- **OBJECTIVE**:
Can you put the lines of the data below, from the line containing "change-1-month: -0.02% (172, 33, 225, 50)" through the line containing "data-point (336, 355, 343, 362)", into a numbered list, with any blank lines left out?

-- Begin SOURCE RECORDS --

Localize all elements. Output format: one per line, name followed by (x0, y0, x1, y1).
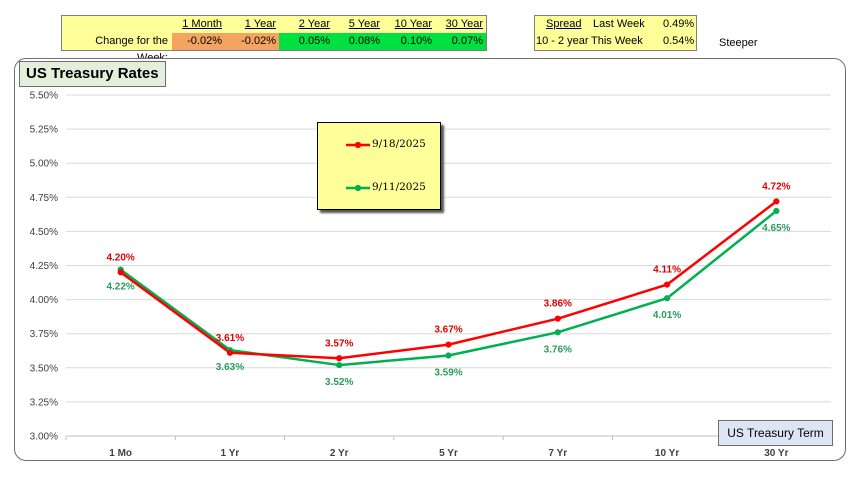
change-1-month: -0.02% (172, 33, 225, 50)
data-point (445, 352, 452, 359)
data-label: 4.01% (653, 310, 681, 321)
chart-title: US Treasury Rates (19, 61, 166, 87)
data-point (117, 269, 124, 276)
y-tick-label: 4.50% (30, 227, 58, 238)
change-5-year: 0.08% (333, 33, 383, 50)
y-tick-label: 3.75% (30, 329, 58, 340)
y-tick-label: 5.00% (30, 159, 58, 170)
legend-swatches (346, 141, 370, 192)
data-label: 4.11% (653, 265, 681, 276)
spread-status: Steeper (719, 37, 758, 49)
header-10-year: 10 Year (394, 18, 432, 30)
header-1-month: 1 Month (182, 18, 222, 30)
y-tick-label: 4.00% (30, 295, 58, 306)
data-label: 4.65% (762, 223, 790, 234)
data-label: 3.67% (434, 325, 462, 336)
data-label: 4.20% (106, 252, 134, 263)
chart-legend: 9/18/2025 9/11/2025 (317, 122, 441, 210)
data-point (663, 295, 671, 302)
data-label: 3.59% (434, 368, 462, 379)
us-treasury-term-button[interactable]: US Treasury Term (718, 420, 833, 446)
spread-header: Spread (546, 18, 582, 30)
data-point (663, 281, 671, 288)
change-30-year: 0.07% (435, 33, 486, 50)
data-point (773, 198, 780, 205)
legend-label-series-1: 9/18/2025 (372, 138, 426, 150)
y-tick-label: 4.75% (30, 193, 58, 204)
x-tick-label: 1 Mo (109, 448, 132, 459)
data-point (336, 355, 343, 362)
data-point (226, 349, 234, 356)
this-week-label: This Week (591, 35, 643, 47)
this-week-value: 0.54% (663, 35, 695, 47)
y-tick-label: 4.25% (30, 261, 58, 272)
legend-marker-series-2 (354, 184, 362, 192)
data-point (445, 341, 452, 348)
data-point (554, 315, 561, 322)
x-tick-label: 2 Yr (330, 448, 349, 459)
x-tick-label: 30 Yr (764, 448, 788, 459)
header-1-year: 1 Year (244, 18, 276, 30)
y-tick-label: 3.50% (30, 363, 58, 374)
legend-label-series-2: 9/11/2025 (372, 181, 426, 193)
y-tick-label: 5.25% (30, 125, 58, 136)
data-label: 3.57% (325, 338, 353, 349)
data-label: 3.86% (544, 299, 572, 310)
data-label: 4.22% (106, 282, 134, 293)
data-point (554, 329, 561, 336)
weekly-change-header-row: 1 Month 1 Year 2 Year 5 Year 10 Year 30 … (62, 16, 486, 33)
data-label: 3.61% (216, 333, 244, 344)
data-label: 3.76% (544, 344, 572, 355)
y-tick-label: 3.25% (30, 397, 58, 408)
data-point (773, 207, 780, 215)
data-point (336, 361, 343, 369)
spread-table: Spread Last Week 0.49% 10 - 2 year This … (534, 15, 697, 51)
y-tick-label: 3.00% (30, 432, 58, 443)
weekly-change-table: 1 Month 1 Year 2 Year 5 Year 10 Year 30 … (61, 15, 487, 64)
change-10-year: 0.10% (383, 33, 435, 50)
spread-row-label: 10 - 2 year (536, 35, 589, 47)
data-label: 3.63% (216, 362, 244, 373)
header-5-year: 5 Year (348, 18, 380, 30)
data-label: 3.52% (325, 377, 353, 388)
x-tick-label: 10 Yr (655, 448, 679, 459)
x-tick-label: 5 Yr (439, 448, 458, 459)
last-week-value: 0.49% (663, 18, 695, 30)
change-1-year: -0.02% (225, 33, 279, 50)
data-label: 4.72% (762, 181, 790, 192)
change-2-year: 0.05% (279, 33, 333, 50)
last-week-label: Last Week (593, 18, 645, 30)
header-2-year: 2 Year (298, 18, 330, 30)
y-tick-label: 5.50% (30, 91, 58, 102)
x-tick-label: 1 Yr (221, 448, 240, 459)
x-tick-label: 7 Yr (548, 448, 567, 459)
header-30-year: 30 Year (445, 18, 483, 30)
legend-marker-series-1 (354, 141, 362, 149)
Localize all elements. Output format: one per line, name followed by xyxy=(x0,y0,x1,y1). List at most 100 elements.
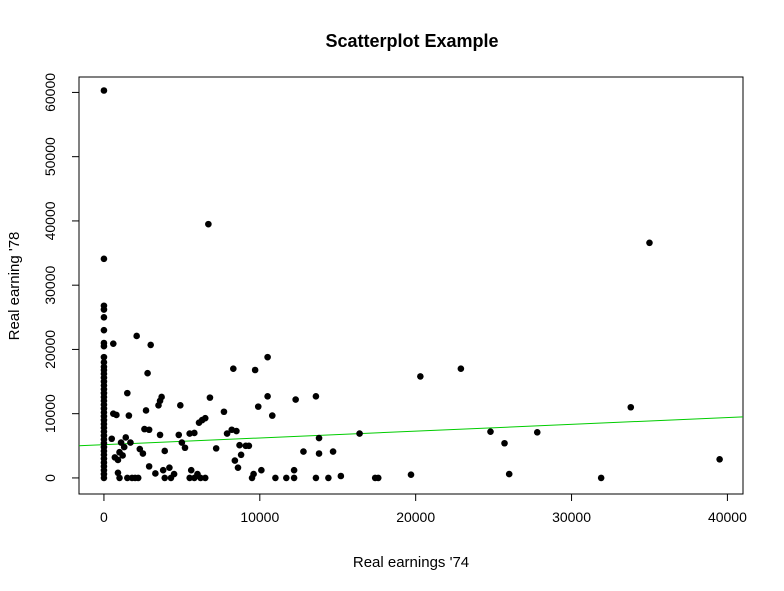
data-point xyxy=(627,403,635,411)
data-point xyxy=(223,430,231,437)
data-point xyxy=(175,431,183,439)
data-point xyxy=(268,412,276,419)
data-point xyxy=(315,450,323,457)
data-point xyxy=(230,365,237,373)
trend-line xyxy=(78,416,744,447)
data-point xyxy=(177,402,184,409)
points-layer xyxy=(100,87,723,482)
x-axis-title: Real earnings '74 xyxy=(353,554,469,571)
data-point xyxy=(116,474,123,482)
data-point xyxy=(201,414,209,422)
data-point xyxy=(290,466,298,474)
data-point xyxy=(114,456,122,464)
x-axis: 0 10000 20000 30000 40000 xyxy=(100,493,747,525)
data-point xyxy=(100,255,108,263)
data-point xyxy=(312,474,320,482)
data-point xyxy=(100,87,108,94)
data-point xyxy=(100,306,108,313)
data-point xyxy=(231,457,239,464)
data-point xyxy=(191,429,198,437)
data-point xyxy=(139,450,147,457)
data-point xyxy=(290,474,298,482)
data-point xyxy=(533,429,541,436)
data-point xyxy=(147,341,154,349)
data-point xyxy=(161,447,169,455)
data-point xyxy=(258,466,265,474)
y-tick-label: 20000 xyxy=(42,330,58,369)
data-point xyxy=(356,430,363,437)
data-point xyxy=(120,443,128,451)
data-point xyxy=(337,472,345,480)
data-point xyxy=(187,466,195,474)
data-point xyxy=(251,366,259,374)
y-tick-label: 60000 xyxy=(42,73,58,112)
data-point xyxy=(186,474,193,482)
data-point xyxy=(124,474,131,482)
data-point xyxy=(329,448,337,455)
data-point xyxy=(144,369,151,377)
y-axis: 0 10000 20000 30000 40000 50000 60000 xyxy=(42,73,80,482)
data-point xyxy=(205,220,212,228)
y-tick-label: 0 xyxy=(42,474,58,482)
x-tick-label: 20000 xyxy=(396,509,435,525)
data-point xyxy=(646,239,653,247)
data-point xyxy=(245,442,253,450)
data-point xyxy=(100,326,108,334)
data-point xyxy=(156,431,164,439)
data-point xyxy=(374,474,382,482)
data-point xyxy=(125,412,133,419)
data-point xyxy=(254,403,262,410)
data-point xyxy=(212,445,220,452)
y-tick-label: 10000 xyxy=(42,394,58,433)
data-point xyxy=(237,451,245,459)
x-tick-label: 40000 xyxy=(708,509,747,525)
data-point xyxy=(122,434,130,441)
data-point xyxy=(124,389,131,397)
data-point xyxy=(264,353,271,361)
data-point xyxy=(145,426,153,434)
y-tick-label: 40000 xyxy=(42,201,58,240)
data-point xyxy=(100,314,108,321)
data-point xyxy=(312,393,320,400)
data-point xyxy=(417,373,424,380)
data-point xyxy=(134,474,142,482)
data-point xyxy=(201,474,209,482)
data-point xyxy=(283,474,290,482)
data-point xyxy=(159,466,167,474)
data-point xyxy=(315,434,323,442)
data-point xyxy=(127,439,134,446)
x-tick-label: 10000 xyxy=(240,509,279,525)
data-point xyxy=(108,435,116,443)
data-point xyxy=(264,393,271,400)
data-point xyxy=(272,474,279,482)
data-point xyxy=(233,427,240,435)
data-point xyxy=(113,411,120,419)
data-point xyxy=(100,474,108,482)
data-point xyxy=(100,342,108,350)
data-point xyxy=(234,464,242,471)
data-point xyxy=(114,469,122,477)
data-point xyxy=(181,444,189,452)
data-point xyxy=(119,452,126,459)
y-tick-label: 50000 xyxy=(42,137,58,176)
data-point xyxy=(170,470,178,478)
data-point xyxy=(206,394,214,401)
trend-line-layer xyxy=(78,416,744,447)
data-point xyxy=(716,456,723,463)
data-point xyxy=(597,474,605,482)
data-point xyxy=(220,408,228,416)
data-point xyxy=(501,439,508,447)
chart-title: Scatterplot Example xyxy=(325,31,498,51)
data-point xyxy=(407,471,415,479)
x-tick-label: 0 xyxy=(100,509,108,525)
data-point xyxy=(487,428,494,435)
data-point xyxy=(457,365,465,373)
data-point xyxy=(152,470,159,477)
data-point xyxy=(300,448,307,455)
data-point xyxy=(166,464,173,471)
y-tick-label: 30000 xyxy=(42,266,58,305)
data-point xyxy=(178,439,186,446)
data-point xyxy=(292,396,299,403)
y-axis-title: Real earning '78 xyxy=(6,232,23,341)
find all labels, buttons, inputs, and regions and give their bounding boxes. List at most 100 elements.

-- End SOURCE RECORDS --
-- Begin SOURCE RECORDS --

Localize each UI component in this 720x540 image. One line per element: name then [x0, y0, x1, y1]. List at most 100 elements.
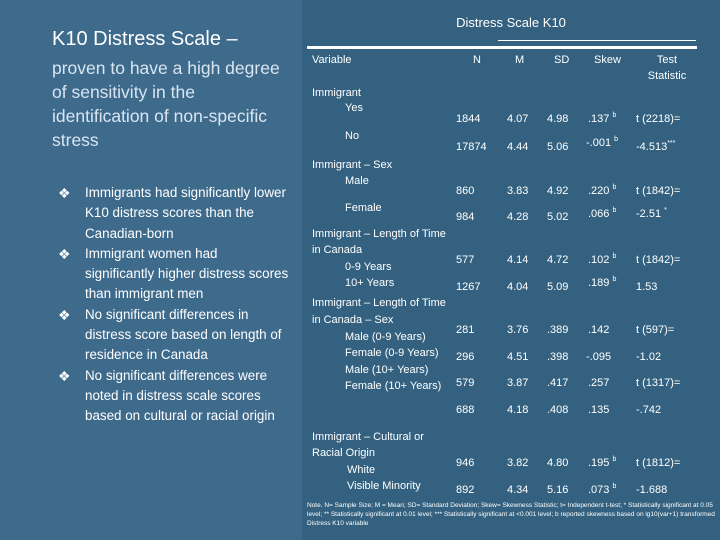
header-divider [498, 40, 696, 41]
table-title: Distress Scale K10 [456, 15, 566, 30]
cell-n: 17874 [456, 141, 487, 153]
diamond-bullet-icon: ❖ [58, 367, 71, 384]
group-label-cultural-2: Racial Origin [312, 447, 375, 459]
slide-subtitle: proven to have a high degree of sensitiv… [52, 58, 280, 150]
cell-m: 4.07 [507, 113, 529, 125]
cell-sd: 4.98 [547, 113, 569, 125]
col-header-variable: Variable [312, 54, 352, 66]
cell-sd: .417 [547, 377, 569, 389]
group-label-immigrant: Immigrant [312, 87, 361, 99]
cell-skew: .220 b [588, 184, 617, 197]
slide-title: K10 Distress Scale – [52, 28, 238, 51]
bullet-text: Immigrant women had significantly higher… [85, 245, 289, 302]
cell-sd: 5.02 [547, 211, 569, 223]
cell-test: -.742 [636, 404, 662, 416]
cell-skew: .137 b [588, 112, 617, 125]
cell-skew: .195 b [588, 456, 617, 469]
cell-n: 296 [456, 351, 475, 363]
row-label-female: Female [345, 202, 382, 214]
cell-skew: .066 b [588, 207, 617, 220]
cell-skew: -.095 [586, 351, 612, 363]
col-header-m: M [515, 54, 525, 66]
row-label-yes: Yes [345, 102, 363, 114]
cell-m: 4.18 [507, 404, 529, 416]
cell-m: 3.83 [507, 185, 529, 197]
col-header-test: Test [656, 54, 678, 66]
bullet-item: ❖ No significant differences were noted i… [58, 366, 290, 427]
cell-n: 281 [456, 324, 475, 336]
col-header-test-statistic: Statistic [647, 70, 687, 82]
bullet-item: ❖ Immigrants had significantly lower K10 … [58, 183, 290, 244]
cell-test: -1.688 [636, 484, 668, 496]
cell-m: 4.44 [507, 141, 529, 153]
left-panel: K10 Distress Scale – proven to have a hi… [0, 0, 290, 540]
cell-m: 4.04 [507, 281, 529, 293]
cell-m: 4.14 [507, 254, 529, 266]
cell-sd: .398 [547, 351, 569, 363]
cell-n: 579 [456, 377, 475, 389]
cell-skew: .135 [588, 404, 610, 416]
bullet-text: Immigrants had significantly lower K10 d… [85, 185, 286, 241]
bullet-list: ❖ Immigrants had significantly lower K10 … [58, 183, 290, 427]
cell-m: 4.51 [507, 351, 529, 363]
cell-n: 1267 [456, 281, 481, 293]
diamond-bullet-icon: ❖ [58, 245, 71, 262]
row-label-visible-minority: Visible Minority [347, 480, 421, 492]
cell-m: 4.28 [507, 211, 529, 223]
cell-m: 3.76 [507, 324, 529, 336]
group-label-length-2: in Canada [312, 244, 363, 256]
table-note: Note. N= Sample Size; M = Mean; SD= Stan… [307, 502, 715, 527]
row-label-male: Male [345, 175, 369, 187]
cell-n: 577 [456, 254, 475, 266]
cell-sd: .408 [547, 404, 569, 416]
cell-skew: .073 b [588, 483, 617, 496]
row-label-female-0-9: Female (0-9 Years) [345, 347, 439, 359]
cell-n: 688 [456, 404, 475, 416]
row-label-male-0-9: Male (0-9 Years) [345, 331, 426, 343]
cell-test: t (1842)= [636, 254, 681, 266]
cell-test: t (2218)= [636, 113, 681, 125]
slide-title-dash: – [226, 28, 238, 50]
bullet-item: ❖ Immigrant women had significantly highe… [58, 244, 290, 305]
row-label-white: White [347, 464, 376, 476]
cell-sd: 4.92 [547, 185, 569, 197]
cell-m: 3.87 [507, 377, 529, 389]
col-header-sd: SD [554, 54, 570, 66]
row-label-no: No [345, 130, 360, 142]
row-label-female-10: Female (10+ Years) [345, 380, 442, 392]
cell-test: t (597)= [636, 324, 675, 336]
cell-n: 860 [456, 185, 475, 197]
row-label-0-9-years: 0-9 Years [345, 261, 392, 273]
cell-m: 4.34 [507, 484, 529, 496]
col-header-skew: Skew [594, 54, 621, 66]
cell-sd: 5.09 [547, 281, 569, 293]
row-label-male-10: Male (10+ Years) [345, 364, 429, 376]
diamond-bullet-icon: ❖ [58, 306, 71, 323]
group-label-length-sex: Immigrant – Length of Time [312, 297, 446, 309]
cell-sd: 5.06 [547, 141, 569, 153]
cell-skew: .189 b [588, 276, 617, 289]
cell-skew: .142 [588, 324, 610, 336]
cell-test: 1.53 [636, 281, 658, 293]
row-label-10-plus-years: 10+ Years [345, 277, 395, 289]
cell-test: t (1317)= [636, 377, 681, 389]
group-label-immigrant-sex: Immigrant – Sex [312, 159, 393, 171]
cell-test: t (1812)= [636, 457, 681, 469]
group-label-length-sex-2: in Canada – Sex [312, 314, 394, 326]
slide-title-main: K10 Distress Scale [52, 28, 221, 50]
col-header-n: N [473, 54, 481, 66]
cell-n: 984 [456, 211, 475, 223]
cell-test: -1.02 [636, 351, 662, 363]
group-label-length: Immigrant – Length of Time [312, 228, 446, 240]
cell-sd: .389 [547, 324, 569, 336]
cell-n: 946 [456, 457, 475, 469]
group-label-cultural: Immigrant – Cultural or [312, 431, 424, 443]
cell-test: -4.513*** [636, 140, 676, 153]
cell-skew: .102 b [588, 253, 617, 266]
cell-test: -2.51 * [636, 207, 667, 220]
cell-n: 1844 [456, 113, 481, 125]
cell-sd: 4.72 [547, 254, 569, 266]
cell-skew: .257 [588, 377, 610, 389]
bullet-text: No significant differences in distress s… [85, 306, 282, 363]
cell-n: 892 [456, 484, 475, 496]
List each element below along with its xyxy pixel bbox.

-- End SOURCE RECORDS --

- **RESULT FOR THIS TASK**:
1. change-1-month: -0.02% (172, 33, 225, 50)
2. data-point (445, 352, 452, 359)
3. data-label: 4.01% (653, 310, 681, 321)
4. chart-title: US Treasury Rates (19, 61, 166, 87)
5. data-point (117, 269, 124, 276)
6. y-tick-label: 4.50% (30, 227, 58, 238)
7. change-5-year: 0.08% (333, 33, 383, 50)
8. y-tick-label: 3.75% (30, 329, 58, 340)
9. y-tick-label: 5.00% (30, 159, 58, 170)
10. legend-swatches (346, 141, 370, 192)
11. data-label: 4.11% (653, 265, 681, 276)
12. spread-status: Steeper (719, 37, 758, 49)
13. header-10-year: 10 Year (394, 18, 432, 30)
14. header-1-month: 1 Month (182, 18, 222, 30)
15. y-tick-label: 4.00% (30, 295, 58, 306)
16. data-label: 4.65% (762, 223, 790, 234)
17. data-label: 3.67% (434, 325, 462, 336)
18. data-label: 4.20% (106, 252, 134, 263)
19. chart-legend: 9/18/2025 9/11/2025 (317, 122, 441, 210)
20. data-point (663, 295, 671, 302)
21. data-label: 3.59% (434, 368, 462, 379)
22. us-treasury-term-button[interactable]: US Treasury Term (718, 420, 833, 446)
23. spread-header: Spread (546, 18, 582, 30)
24. data-point (663, 281, 671, 288)
25. change-30-year: 0.07% (435, 33, 486, 50)
26. data-point (773, 198, 780, 205)
27. legend-label-series-1: 9/18/2025 (372, 138, 426, 150)
28. y-tick-label: 4.75% (30, 193, 58, 204)
29. x-tick-label: 1 Mo (109, 448, 132, 459)
30. data-point (336, 355, 343, 362)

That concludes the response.